Check each line of the records below for the word "with" and copy those where it appears.
┄┄┄┄┄┄┄┄┄┄┄┄┄┄┄┄┄┄┄┄
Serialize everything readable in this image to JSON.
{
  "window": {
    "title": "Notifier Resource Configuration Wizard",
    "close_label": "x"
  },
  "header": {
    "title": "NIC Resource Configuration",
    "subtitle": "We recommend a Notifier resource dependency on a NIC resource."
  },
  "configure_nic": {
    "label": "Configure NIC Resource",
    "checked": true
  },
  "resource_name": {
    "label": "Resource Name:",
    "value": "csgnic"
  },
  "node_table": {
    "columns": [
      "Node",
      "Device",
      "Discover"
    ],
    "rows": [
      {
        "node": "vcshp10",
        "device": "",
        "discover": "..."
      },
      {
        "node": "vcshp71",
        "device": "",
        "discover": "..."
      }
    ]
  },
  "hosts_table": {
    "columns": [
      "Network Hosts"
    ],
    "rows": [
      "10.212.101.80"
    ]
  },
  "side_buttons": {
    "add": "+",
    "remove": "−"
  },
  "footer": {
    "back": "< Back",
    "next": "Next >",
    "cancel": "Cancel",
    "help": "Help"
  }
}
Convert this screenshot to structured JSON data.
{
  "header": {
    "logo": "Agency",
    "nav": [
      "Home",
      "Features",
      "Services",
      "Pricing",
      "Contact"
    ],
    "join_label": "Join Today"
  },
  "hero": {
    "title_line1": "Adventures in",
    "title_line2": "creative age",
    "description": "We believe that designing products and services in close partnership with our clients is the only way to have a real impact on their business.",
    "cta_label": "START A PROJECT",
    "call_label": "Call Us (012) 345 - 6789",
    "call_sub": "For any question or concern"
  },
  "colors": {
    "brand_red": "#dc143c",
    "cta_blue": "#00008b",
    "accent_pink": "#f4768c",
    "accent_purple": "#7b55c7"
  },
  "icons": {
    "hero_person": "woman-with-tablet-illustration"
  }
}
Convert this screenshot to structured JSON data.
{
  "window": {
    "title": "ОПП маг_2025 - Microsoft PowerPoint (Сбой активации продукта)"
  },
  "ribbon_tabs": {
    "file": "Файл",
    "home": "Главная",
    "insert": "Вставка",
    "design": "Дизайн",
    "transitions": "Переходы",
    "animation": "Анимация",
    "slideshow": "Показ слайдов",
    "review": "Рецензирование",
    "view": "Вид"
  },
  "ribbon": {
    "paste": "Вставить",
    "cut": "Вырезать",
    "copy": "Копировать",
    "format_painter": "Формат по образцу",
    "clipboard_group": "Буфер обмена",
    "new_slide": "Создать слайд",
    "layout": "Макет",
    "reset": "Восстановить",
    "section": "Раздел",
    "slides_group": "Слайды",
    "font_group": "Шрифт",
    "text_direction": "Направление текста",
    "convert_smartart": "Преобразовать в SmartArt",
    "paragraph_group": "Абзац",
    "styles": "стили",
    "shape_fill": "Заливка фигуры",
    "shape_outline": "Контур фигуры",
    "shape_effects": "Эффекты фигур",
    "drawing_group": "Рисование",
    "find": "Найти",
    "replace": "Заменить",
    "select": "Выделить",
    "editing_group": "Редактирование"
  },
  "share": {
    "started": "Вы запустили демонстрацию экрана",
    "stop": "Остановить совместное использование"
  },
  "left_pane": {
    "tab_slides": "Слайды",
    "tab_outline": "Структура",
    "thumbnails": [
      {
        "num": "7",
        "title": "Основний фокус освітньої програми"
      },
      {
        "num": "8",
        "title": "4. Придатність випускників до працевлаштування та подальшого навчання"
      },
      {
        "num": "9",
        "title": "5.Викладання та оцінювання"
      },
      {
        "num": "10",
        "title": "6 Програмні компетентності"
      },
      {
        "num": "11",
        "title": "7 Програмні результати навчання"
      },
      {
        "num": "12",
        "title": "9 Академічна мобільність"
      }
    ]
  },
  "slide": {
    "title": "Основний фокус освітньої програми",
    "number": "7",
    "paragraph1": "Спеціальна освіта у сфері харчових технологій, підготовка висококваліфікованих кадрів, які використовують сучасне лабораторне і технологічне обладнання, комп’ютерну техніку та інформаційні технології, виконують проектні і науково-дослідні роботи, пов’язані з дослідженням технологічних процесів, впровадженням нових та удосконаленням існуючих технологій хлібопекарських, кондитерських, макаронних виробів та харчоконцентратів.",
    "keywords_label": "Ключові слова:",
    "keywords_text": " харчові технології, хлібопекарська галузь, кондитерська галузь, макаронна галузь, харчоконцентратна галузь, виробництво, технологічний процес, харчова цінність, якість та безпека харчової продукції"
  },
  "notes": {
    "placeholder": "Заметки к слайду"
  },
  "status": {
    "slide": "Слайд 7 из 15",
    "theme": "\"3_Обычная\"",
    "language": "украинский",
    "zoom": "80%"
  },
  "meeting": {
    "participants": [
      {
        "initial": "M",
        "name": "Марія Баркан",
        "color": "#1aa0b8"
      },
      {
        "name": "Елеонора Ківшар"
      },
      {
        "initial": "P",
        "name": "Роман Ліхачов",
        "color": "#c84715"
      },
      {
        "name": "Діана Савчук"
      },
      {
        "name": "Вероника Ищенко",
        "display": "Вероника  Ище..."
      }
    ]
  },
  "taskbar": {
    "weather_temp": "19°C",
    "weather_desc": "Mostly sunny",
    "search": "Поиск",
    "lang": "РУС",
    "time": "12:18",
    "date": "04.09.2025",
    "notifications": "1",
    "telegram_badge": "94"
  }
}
┄┄┄┄┄┄┄┄┄┄┄┄┄┄┄┄┄┄┄┄
▶ **Answer to the task**:
    "description": "We believe that designing products and services in close partnership with our clients is the only way to have a real impact on their business.",
    "hero_person": "woman-with-tablet-illustration"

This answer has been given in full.